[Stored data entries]
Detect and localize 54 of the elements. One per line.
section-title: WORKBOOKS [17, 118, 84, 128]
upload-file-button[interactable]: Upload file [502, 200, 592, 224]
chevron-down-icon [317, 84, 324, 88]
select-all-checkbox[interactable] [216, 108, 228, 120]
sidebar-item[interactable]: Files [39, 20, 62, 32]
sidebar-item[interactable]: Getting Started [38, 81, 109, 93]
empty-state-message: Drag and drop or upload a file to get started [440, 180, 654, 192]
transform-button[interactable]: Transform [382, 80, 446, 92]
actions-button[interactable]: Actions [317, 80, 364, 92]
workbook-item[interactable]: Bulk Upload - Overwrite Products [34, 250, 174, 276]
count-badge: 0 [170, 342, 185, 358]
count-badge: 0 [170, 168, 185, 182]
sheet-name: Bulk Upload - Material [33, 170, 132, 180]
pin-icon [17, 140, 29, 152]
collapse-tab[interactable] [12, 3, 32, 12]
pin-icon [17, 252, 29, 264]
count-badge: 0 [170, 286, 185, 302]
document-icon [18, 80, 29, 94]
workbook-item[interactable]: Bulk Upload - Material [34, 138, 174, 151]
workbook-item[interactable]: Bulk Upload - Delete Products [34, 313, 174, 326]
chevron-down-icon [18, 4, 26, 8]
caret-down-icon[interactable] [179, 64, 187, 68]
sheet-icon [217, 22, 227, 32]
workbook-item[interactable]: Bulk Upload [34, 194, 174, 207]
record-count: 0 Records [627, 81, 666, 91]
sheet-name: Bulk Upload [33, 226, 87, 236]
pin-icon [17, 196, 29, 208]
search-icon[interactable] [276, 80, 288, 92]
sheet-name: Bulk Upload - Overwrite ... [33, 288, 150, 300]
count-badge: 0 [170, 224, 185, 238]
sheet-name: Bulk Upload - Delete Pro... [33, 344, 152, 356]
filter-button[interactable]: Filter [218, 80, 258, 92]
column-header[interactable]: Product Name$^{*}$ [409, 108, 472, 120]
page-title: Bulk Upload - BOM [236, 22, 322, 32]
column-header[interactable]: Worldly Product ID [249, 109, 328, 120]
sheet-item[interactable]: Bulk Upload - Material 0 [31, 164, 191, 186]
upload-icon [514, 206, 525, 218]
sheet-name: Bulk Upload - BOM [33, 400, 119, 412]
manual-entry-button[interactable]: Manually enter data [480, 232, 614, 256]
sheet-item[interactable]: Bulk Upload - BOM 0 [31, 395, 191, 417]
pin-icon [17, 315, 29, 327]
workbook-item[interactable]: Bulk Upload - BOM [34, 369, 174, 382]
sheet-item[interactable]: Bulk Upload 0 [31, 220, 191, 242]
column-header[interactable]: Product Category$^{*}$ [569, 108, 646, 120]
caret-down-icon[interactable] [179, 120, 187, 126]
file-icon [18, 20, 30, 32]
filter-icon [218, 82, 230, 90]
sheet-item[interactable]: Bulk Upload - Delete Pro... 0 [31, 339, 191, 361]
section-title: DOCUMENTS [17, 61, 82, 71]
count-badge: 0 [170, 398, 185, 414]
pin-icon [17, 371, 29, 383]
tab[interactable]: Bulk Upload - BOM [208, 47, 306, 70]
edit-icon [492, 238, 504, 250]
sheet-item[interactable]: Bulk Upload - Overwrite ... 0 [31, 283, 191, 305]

Your task: Convert the stretch from the start of the records through the line containing "workbook-item[interactable]: Bulk Upload - Delete" into a JSON list of strings, one string per line, with blank lines left out.

Full answer:
[
  "Detect and localize 54 of the elements. One per line.",
  "section-title: WORKBOOKS [17, 118, 84, 128]",
  "upload-file-button[interactable]: Upload file [502, 200, 592, 224]",
  "chevron-down-icon [317, 84, 324, 88]",
  "select-all-checkbox[interactable] [216, 108, 228, 120]",
  "sidebar-item[interactable]: Files [39, 20, 62, 32]",
  "sidebar-item[interactable]: Getting Started [38, 81, 109, 93]",
  "empty-state-message: Drag and drop or upload a file to get started [440, 180, 654, 192]",
  "transform-button[interactable]: Transform [382, 80, 446, 92]",
  "actions-button[interactable]: Actions [317, 80, 364, 92]",
  "workbook-item[interactable]: Bulk Upload - Overwrite Products [34, 250, 174, 276]",
  "count-badge: 0 [170, 342, 185, 358]",
  "count-badge: 0 [170, 168, 185, 182]",
  "sheet-name: Bulk Upload - Material [33, 170, 132, 180]",
  "pin-icon [17, 140, 29, 152]",
  "collapse-tab[interactable] [12, 3, 32, 12]",
  "pin-icon [17, 252, 29, 264]",
  "count-badge: 0 [170, 286, 185, 302]",
  "document-icon [18, 80, 29, 94]",
  "workbook-item[interactable]: Bulk Upload - Material [34, 138, 174, 151]",
  "workbook-item[interactable]: Bulk Upload - Delete Products [34, 313, 174, 326]"
]